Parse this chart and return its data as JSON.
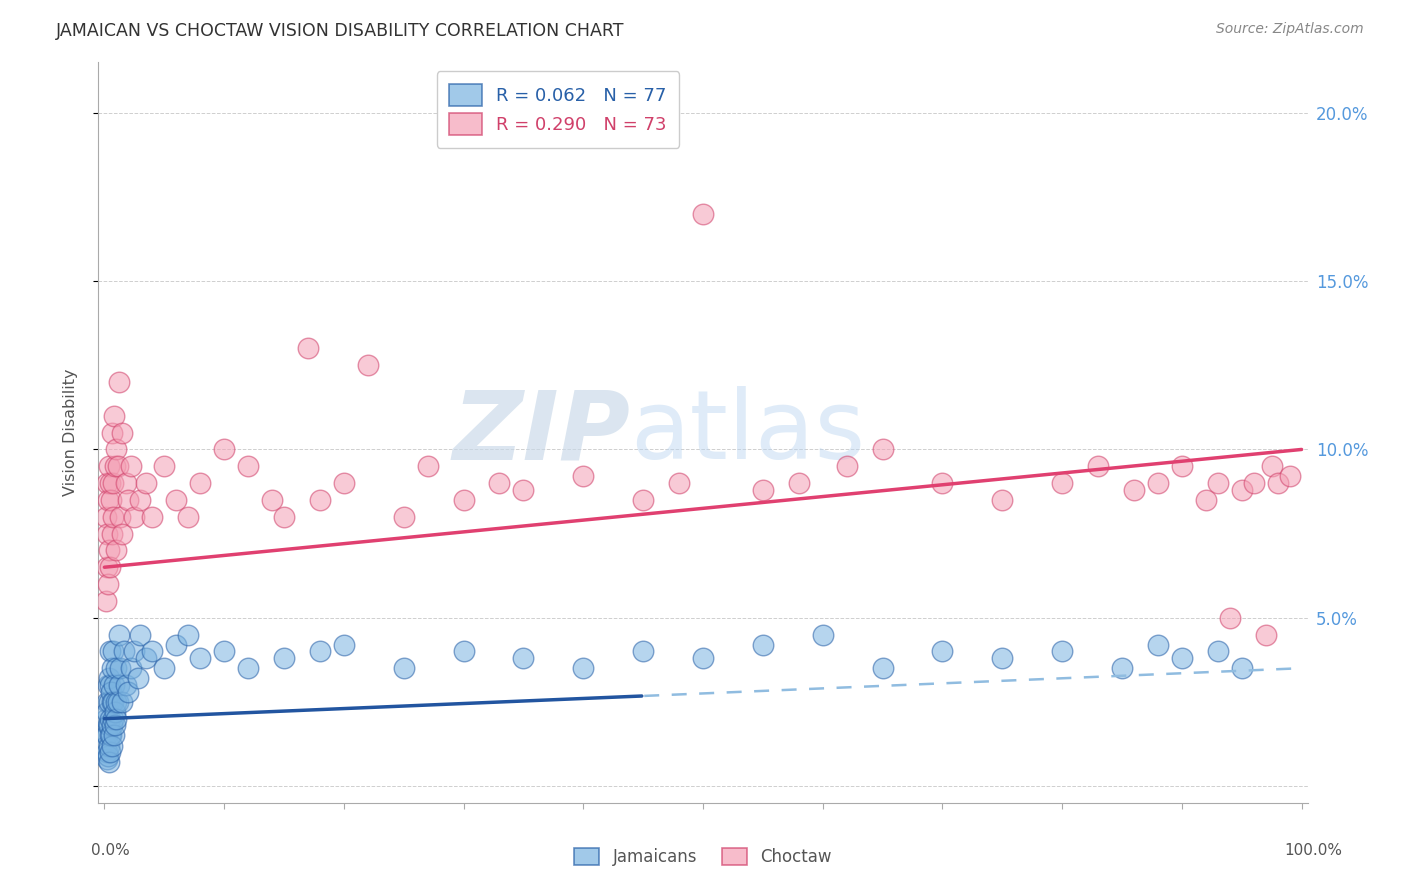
{
  "title": "JAMAICAN VS CHOCTAW VISION DISABILITY CORRELATION CHART",
  "source": "Source: ZipAtlas.com",
  "ylabel": "Vision Disability",
  "watermark_zip": "ZIP",
  "watermark_atlas": "atlas",
  "jamaican_color": "#7ab3e0",
  "jamaican_edge": "#2860a8",
  "choctaw_color": "#f4a0b5",
  "choctaw_edge": "#d0406a",
  "blue_line_solid": "#2255a0",
  "blue_line_dash": "#90bce0",
  "pink_line": "#e04070",
  "background": "#ffffff",
  "grid_color": "#bbbbbb",
  "right_tick_color": "#5599dd",
  "jamaicans_x": [
    0.1,
    0.15,
    0.15,
    0.2,
    0.2,
    0.2,
    0.25,
    0.25,
    0.3,
    0.3,
    0.3,
    0.35,
    0.35,
    0.4,
    0.4,
    0.4,
    0.45,
    0.5,
    0.5,
    0.5,
    0.5,
    0.55,
    0.55,
    0.6,
    0.6,
    0.65,
    0.65,
    0.7,
    0.7,
    0.75,
    0.8,
    0.8,
    0.85,
    0.9,
    0.95,
    1.0,
    1.0,
    1.1,
    1.2,
    1.2,
    1.3,
    1.5,
    1.6,
    1.8,
    2.0,
    2.2,
    2.5,
    2.8,
    3.0,
    3.5,
    4.0,
    5.0,
    6.0,
    7.0,
    8.0,
    10.0,
    12.0,
    15.0,
    18.0,
    20.0,
    25.0,
    30.0,
    35.0,
    40.0,
    45.0,
    50.0,
    55.0,
    60.0,
    65.0,
    70.0,
    75.0,
    80.0,
    85.0,
    88.0,
    90.0,
    93.0,
    95.0
  ],
  "jamaicans_y": [
    1.5,
    1.2,
    2.0,
    0.8,
    1.5,
    2.5,
    1.0,
    2.2,
    0.9,
    1.8,
    3.0,
    1.2,
    2.5,
    0.7,
    1.8,
    3.2,
    1.5,
    1.0,
    2.0,
    3.0,
    4.0,
    1.5,
    2.8,
    1.2,
    2.5,
    1.8,
    3.5,
    2.0,
    4.0,
    2.5,
    1.5,
    3.0,
    2.2,
    1.8,
    2.5,
    2.0,
    3.5,
    2.5,
    3.0,
    4.5,
    3.5,
    2.5,
    4.0,
    3.0,
    2.8,
    3.5,
    4.0,
    3.2,
    4.5,
    3.8,
    4.0,
    3.5,
    4.2,
    4.5,
    3.8,
    4.0,
    3.5,
    3.8,
    4.0,
    4.2,
    3.5,
    4.0,
    3.8,
    3.5,
    4.0,
    3.8,
    4.2,
    4.5,
    3.5,
    4.0,
    3.8,
    4.0,
    3.5,
    4.2,
    3.8,
    4.0,
    3.5
  ],
  "choctaw_x": [
    0.1,
    0.15,
    0.2,
    0.2,
    0.25,
    0.3,
    0.3,
    0.35,
    0.4,
    0.5,
    0.5,
    0.55,
    0.6,
    0.65,
    0.7,
    0.75,
    0.8,
    0.9,
    1.0,
    1.0,
    1.1,
    1.2,
    1.3,
    1.5,
    1.5,
    1.8,
    2.0,
    2.2,
    2.5,
    3.0,
    3.5,
    4.0,
    5.0,
    6.0,
    7.0,
    8.0,
    10.0,
    12.0,
    14.0,
    15.0,
    17.0,
    18.0,
    20.0,
    22.0,
    25.0,
    27.0,
    30.0,
    33.0,
    35.0,
    40.0,
    45.0,
    48.0,
    50.0,
    55.0,
    58.0,
    62.0,
    65.0,
    70.0,
    75.0,
    80.0,
    83.0,
    86.0,
    88.0,
    90.0,
    92.0,
    93.0,
    94.0,
    95.0,
    96.0,
    97.0,
    97.5,
    98.0,
    99.0
  ],
  "choctaw_y": [
    5.5,
    8.0,
    6.5,
    9.0,
    7.5,
    6.0,
    8.5,
    9.5,
    7.0,
    6.5,
    9.0,
    8.5,
    10.5,
    7.5,
    9.0,
    8.0,
    11.0,
    9.5,
    7.0,
    10.0,
    9.5,
    12.0,
    8.0,
    7.5,
    10.5,
    9.0,
    8.5,
    9.5,
    8.0,
    8.5,
    9.0,
    8.0,
    9.5,
    8.5,
    8.0,
    9.0,
    10.0,
    9.5,
    8.5,
    8.0,
    13.0,
    8.5,
    9.0,
    12.5,
    8.0,
    9.5,
    8.5,
    9.0,
    8.8,
    9.2,
    8.5,
    9.0,
    17.0,
    8.8,
    9.0,
    9.5,
    10.0,
    9.0,
    8.5,
    9.0,
    9.5,
    8.8,
    9.0,
    9.5,
    8.5,
    9.0,
    5.0,
    8.8,
    9.0,
    4.5,
    9.5,
    9.0,
    9.2
  ],
  "blue_solid_xlim": 0.45,
  "ytick_vals": [
    0.0,
    0.05,
    0.1,
    0.15,
    0.2
  ],
  "ytick_labels": [
    "",
    "5.0%",
    "10.0%",
    "15.0%",
    "20.0%"
  ]
}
----
● **Your objective**:
Your task is to repeat the material above exactly, without its pictures.

● **Worked solution**:
Parse this chart and return its data as JSON.
{
  "title": "JAMAICAN VS CHOCTAW VISION DISABILITY CORRELATION CHART",
  "source": "Source: ZipAtlas.com",
  "ylabel": "Vision Disability",
  "watermark_zip": "ZIP",
  "watermark_atlas": "atlas",
  "jamaican_color": "#7ab3e0",
  "jamaican_edge": "#2860a8",
  "choctaw_color": "#f4a0b5",
  "choctaw_edge": "#d0406a",
  "blue_line_solid": "#2255a0",
  "blue_line_dash": "#90bce0",
  "pink_line": "#e04070",
  "background": "#ffffff",
  "grid_color": "#bbbbbb",
  "right_tick_color": "#5599dd",
  "jamaicans_x": [
    0.1,
    0.15,
    0.15,
    0.2,
    0.2,
    0.2,
    0.25,
    0.25,
    0.3,
    0.3,
    0.3,
    0.35,
    0.35,
    0.4,
    0.4,
    0.4,
    0.45,
    0.5,
    0.5,
    0.5,
    0.5,
    0.55,
    0.55,
    0.6,
    0.6,
    0.65,
    0.65,
    0.7,
    0.7,
    0.75,
    0.8,
    0.8,
    0.85,
    0.9,
    0.95,
    1.0,
    1.0,
    1.1,
    1.2,
    1.2,
    1.3,
    1.5,
    1.6,
    1.8,
    2.0,
    2.2,
    2.5,
    2.8,
    3.0,
    3.5,
    4.0,
    5.0,
    6.0,
    7.0,
    8.0,
    10.0,
    12.0,
    15.0,
    18.0,
    20.0,
    25.0,
    30.0,
    35.0,
    40.0,
    45.0,
    50.0,
    55.0,
    60.0,
    65.0,
    70.0,
    75.0,
    80.0,
    85.0,
    88.0,
    90.0,
    93.0,
    95.0
  ],
  "jamaicans_y": [
    1.5,
    1.2,
    2.0,
    0.8,
    1.5,
    2.5,
    1.0,
    2.2,
    0.9,
    1.8,
    3.0,
    1.2,
    2.5,
    0.7,
    1.8,
    3.2,
    1.5,
    1.0,
    2.0,
    3.0,
    4.0,
    1.5,
    2.8,
    1.2,
    2.5,
    1.8,
    3.5,
    2.0,
    4.0,
    2.5,
    1.5,
    3.0,
    2.2,
    1.8,
    2.5,
    2.0,
    3.5,
    2.5,
    3.0,
    4.5,
    3.5,
    2.5,
    4.0,
    3.0,
    2.8,
    3.5,
    4.0,
    3.2,
    4.5,
    3.8,
    4.0,
    3.5,
    4.2,
    4.5,
    3.8,
    4.0,
    3.5,
    3.8,
    4.0,
    4.2,
    3.5,
    4.0,
    3.8,
    3.5,
    4.0,
    3.8,
    4.2,
    4.5,
    3.5,
    4.0,
    3.8,
    4.0,
    3.5,
    4.2,
    3.8,
    4.0,
    3.5
  ],
  "choctaw_x": [
    0.1,
    0.15,
    0.2,
    0.2,
    0.25,
    0.3,
    0.3,
    0.35,
    0.4,
    0.5,
    0.5,
    0.55,
    0.6,
    0.65,
    0.7,
    0.75,
    0.8,
    0.9,
    1.0,
    1.0,
    1.1,
    1.2,
    1.3,
    1.5,
    1.5,
    1.8,
    2.0,
    2.2,
    2.5,
    3.0,
    3.5,
    4.0,
    5.0,
    6.0,
    7.0,
    8.0,
    10.0,
    12.0,
    14.0,
    15.0,
    17.0,
    18.0,
    20.0,
    22.0,
    25.0,
    27.0,
    30.0,
    33.0,
    35.0,
    40.0,
    45.0,
    48.0,
    50.0,
    55.0,
    58.0,
    62.0,
    65.0,
    70.0,
    75.0,
    80.0,
    83.0,
    86.0,
    88.0,
    90.0,
    92.0,
    93.0,
    94.0,
    95.0,
    96.0,
    97.0,
    97.5,
    98.0,
    99.0
  ],
  "choctaw_y": [
    5.5,
    8.0,
    6.5,
    9.0,
    7.5,
    6.0,
    8.5,
    9.5,
    7.0,
    6.5,
    9.0,
    8.5,
    10.5,
    7.5,
    9.0,
    8.0,
    11.0,
    9.5,
    7.0,
    10.0,
    9.5,
    12.0,
    8.0,
    7.5,
    10.5,
    9.0,
    8.5,
    9.5,
    8.0,
    8.5,
    9.0,
    8.0,
    9.5,
    8.5,
    8.0,
    9.0,
    10.0,
    9.5,
    8.5,
    8.0,
    13.0,
    8.5,
    9.0,
    12.5,
    8.0,
    9.5,
    8.5,
    9.0,
    8.8,
    9.2,
    8.5,
    9.0,
    17.0,
    8.8,
    9.0,
    9.5,
    10.0,
    9.0,
    8.5,
    9.0,
    9.5,
    8.8,
    9.0,
    9.5,
    8.5,
    9.0,
    5.0,
    8.8,
    9.0,
    4.5,
    9.5,
    9.0,
    9.2
  ],
  "blue_solid_xlim": 0.45,
  "ytick_vals": [
    0.0,
    0.05,
    0.1,
    0.15,
    0.2
  ],
  "ytick_labels": [
    "",
    "5.0%",
    "10.0%",
    "15.0%",
    "20.0%"
  ]
}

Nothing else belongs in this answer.